◆ PROBLEM DETAILS ◆
Below are some entries; can you quote all of them exactly?

◆ SUPPLIED INFORMATION ◆
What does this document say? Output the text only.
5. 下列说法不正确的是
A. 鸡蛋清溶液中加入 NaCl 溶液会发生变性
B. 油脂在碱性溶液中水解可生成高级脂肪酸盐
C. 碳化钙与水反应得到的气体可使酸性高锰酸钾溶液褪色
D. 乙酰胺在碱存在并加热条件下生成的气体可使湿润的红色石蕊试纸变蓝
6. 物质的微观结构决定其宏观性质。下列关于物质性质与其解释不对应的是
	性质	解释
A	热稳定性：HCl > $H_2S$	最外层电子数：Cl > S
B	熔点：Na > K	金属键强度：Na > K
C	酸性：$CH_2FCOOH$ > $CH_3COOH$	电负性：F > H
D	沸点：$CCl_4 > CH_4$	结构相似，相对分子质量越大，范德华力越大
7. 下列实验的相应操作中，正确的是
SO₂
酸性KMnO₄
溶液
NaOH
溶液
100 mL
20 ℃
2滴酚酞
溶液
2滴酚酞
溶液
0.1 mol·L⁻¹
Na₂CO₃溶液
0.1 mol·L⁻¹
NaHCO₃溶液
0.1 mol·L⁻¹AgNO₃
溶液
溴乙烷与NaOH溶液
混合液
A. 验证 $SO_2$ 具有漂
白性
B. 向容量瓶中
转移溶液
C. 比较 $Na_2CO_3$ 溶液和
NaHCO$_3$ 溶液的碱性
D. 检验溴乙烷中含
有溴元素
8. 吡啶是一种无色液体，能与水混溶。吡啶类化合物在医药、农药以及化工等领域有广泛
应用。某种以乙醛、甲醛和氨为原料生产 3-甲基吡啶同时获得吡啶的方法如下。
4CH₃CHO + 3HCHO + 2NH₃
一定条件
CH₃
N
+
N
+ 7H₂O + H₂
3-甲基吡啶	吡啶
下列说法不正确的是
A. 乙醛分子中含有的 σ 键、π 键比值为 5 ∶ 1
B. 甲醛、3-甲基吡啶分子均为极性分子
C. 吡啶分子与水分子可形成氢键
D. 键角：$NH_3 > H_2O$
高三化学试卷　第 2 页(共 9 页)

◆ SOLUTION FOR THIS PROBLEM ◆
What does this document say? Output the text only.
5. 下列说法不正确的是
A. 鸡蛋清溶液中加入 NaCl 溶液会发生变性
B. 油脂在碱性溶液中水解可生成高级脂肪酸盐
C. 碳化钙与水反应得到的气体可使酸性高锰酸钾溶液褪色
D. 乙酰胺在碱存在并加热条件下生成的气体可使湿润的红色石蕊试纸变蓝
6. 物质的微观结构决定其宏观性质。下列关于物质性质与其解释不对应的是
	性质	解释
A	热稳定性：HCl > $H_2S$	最外层电子数：Cl > S
B	熔点：Na > K	金属键强度：Na > K
C	酸性：$CH_2FCOOH$ > $CH_3COOH$	电负性：F > H
D	沸点：$CCl_4 > CH_4$	结构相似，相对分子质量越大，范德华力越大
7. 下列实验的相应操作中，正确的是
SO₂
酸性KMnO₄
溶液
NaOH
溶液
100 mL
20 ℃
2滴酚酞
溶液
2滴酚酞
溶液
0.1 mol·L⁻¹
Na₂CO₃溶液
0.1 mol·L⁻¹
NaHCO₃溶液
0.1 mol·L⁻¹AgNO₃
溶液
溴乙烷与NaOH溶液
混合液
A. 验证 $SO_2$ 具有漂
白性
B. 向容量瓶中
转移溶液
C. 比较 $Na_2CO_3$ 溶液和
NaHCO$_3$ 溶液的碱性
D. 检验溴乙烷中含
有溴元素
8. 吡啶是一种无色液体，能与水混溶。吡啶类化合物在医药、农药以及化工等领域有广泛
应用。某种以乙醛、甲醛和氨为原料生产 3-甲基吡啶同时获得吡啶的方法如下。
4CH₃CHO + 3HCHO + 2NH₃
一定条件
CH₃
N
+
N
+ 7H₂O + H₂
3-甲基吡啶	吡啶
下列说法不正确的是
A. 乙醛分子中含有的 σ 键、π 键比值为 5 ∶ 1
B. 甲醛、3-甲基吡啶分子均为极性分子
C. 吡啶分子与水分子可形成氢键
D. 键角：$NH_3 > H_2O$
高三化学试卷　第 2 页(共 9 页)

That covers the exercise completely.